Records from a collection:
======
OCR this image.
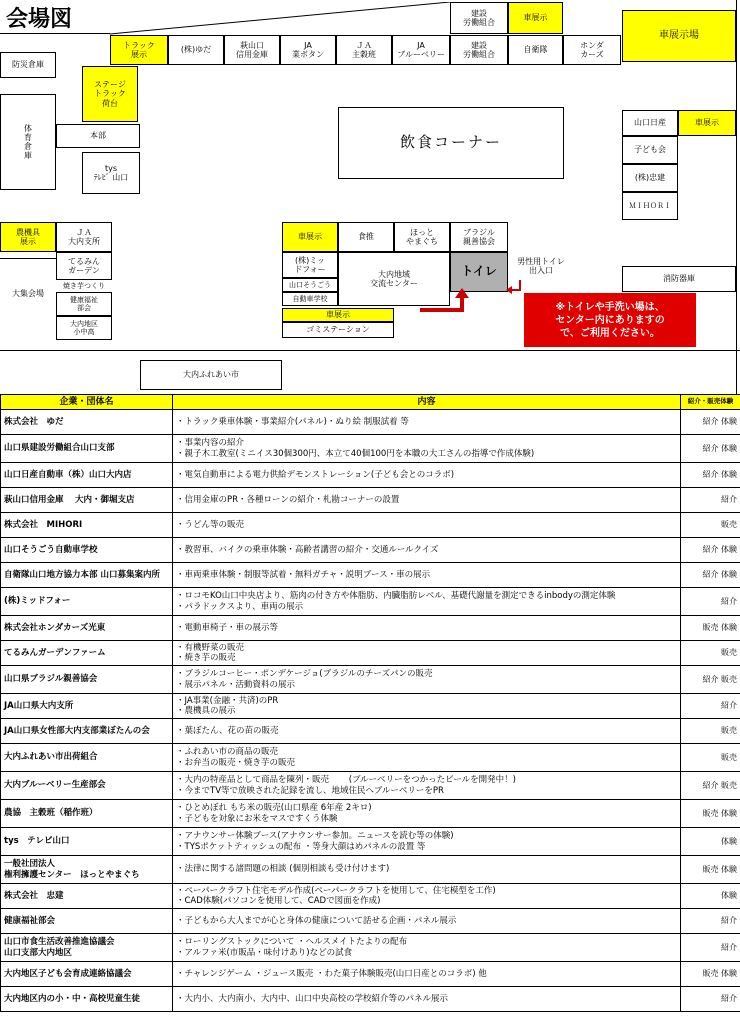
会場図	建設
労働組合
車展示
車展示場
トラック
展示
(株)ゆだ
萩山口
信用金庫
JA
業ボタン
ＪＡ
主穀班
JA
ブルーベリー
建設
労働組合
自衛隊
ホンダ
カーズ
防災倉庫
ステージ
トラック
荷台
体
育
倉
庫
本部
tys
ﾃﾚﾋﾞ 山口
飲食コーナー
山口日産	車展示
子ども会
(株)忠建
ＭＩＨＯＲＩ
農機具
展示
ＪＡ
大内支所
てるみん
ガーデン
焼き芋つくり
健康福祉
部会
大内地区
小中高
大集会場
車展示	食推
ほっと
やまぐち
ブラジル
親善協会
(株)ミッ
ドフォー
山口そうごう
自動車学校
大内地域
交流センター
トイレ
男性用トイレ
出入口
消防器庫
車展示
ゴミステーション
※トイレや手洗い場は、
センター内にありますの
で、ご利用ください。
大内ふれあい市
企業・団体名	内容	紹介・販売体験
株式会社　ゆだ	・トラック乗車体験・事業紹介(パネル)・ぬり絵 制服試着 等	紹介 体験
山口県建設労働組合山口支部	・事業内容の紹介
・親子木工教室(ミニイス30個300円、本立て40個100円を本職の大工さんの指導で作成体験)	紹介 体験
山口日産自動車（株）山口大内店	・電気自動車による電力供給デモンストレーション(子ども会とのコラボ)	紹介 体験
萩山口信用金庫　 大内・御堀支店	・信用金庫のPR・各種ローンの紹介・札勘コーナーの設置	紹介
株式会社　MIHORI	・うどん等の販売	販売
山口そうごう自動車学校	・教習車、バイクの乗車体験・高齢者講習の紹介・交通ルールクイズ	紹介 体験
自衛隊山口地方協力本部 山口募集案内所	・車両乗車体験・制服等試着・無料ガチャ・説明ブース・車の展示	紹介 体験
(株)ミッドフォー	・ロコモKO山口中央店より、筋肉の付き方や体脂肪、内臓脂肪レベル、基礎代謝量を測定できるinbodyの測定体験
・パラドックスより、車両の展示	紹介
株式会社ホンダカーズ光東	・電動車椅子・車の展示等	販売 体験
てるみんガーデンファーム	・有機野菜の販売
・焼き芋の販売	販売
山口県ブラジル親善協会	・ブラジルコーヒー・ポンデケージョ(ブラジルのチーズパンの販売
・展示パネル・活動資料の展示	紹介 販売
JA山口県大内支所	・JA事業(金融・共済)のPR
・農機具の展示	紹介
JA山口県女性部大内支部業ぼたんの会	・葉ぼたん、花の苗の販売	販売
大内ふれあい市出荷組合	・ふれあい市の商品の販売
・お弁当の販売・焼き芋の販売	販売
大内ブルーベリー生産部会	・大内の特産品として商品を陳列・販売 　　(ブルーベリーをつかったビールを開発中！)
・今までTV等で放映された記録を流し、地域住民へブルーベリーをPR	紹介 販売
農協　主穀班（稲作班）	・ひとめぼれ もち米の販売(山口県産 6年産 2キロ)
・子どもを対象にお米をマスですくう体験	販売 体験
tys　テレビ山口	・アナウンサー体験ブース(アナウンサー参加。ニュースを読む等の体験)
・TYSポケットティッシュの配布 ・等身大顔はめパネルの設置 等	体験
一般社団法人
権利擁護センター　ほっとやまぐち	・法律に関する諸問題の相談 (個別相談も受け付けます)	販売 体験
株式会社　忠建	・ペーパークラフト住宅モデル作成(ペーパークラフトを使用して、住宅模型を工作)
・CAD体験(パソコンを使用して、CADで図面を作成)	体験
健康福祉部会	・子どもから大人までが心と身体の健康について話せる企画・パネル展示	紹介
山口市食生活改善推進協議会
山口支部大内地区	・ローリングストックについて ・ヘルスメイトたよりの配布
・アルファ米(市販品・味付けあり)などの試食	紹介
大内地区子ども会育成連絡協議会	・チャレンジゲーム ・ジュース販売 ・わた菓子体験販売(山口日産とのコラボ) 他	販売 体験
大内地区内の小・中・高校児童生徒	・大内小、大内南小、大内中、山口中央高校の学校紹介等のパネル展示	紹介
======
What this task involves: Please transcribe the material above exactly as written. Leave the pictures out.

Response to the task:
OCR this image.
会場図	建設
労働組合
車展示
車展示場
トラック
展示
(株)ゆだ
萩山口
信用金庫
JA
業ボタン
ＪＡ
主穀班
JA
ブルーベリー
建設
労働組合
自衛隊
ホンダ
カーズ
防災倉庫
ステージ
トラック
荷台
体
育
倉
庫
本部
tys
ﾃﾚﾋﾞ 山口
飲食コーナー
山口日産	車展示
子ども会
(株)忠建
ＭＩＨＯＲＩ
農機具
展示
ＪＡ
大内支所
てるみん
ガーデン
焼き芋つくり
健康福祉
部会
大内地区
小中高
大集会場
車展示	食推
ほっと
やまぐち
ブラジル
親善協会
(株)ミッ
ドフォー
山口そうごう
自動車学校
大内地域
交流センター
トイレ
男性用トイレ
出入口
消防器庫
車展示
ゴミステーション
※トイレや手洗い場は、
センター内にありますの
で、ご利用ください。
大内ふれあい市
企業・団体名	内容	紹介・販売体験
株式会社　ゆだ	・トラック乗車体験・事業紹介(パネル)・ぬり絵 制服試着 等	紹介 体験
山口県建設労働組合山口支部	・事業内容の紹介
・親子木工教室(ミニイス30個300円、本立て40個100円を本職の大工さんの指導で作成体験)	紹介 体験
山口日産自動車（株）山口大内店	・電気自動車による電力供給デモンストレーション(子ども会とのコラボ)	紹介 体験
萩山口信用金庫　 大内・御堀支店	・信用金庫のPR・各種ローンの紹介・札勘コーナーの設置	紹介
株式会社　MIHORI	・うどん等の販売	販売
山口そうごう自動車学校	・教習車、バイクの乗車体験・高齢者講習の紹介・交通ルールクイズ	紹介 体験
自衛隊山口地方協力本部 山口募集案内所	・車両乗車体験・制服等試着・無料ガチャ・説明ブース・車の展示	紹介 体験
(株)ミッドフォー	・ロコモKO山口中央店より、筋肉の付き方や体脂肪、内臓脂肪レベル、基礎代謝量を測定できるinbodyの測定体験
・パラドックスより、車両の展示	紹介
株式会社ホンダカーズ光東	・電動車椅子・車の展示等	販売 体験
てるみんガーデンファーム	・有機野菜の販売
・焼き芋の販売	販売
山口県ブラジル親善協会	・ブラジルコーヒー・ポンデケージョ(ブラジルのチーズパンの販売
・展示パネル・活動資料の展示	紹介 販売
JA山口県大内支所	・JA事業(金融・共済)のPR
・農機具の展示	紹介
JA山口県女性部大内支部業ぼたんの会	・葉ぼたん、花の苗の販売	販売
大内ふれあい市出荷組合	・ふれあい市の商品の販売
・お弁当の販売・焼き芋の販売	販売
大内ブルーベリー生産部会	・大内の特産品として商品を陳列・販売 　　(ブルーベリーをつかったビールを開発中！)
・今までTV等で放映された記録を流し、地域住民へブルーベリーをPR	紹介 販売
農協　主穀班（稲作班）	・ひとめぼれ もち米の販売(山口県産 6年産 2キロ)
・子どもを対象にお米をマスですくう体験	販売 体験
tys　テレビ山口	・アナウンサー体験ブース(アナウンサー参加。ニュースを読む等の体験)
・TYSポケットティッシュの配布 ・等身大顔はめパネルの設置 等	体験
一般社団法人
権利擁護センター　ほっとやまぐち	・法律に関する諸問題の相談 (個別相談も受け付けます)	販売 体験
株式会社　忠建	・ペーパークラフト住宅モデル作成(ペーパークラフトを使用して、住宅模型を工作)
・CAD体験(パソコンを使用して、CADで図面を作成)	体験
健康福祉部会	・子どもから大人までが心と身体の健康について話せる企画・パネル展示	紹介
山口市食生活改善推進協議会
山口支部大内地区	・ローリングストックについて ・ヘルスメイトたよりの配布
・アルファ米(市販品・味付けあり)などの試食	紹介
大内地区子ども会育成連絡協議会	・チャレンジゲーム ・ジュース販売 ・わた菓子体験販売(山口日産とのコラボ) 他	販売 体験
大内地区内の小・中・高校児童生徒	・大内小、大内南小、大内中、山口中央高校の学校紹介等のパネル展示	紹介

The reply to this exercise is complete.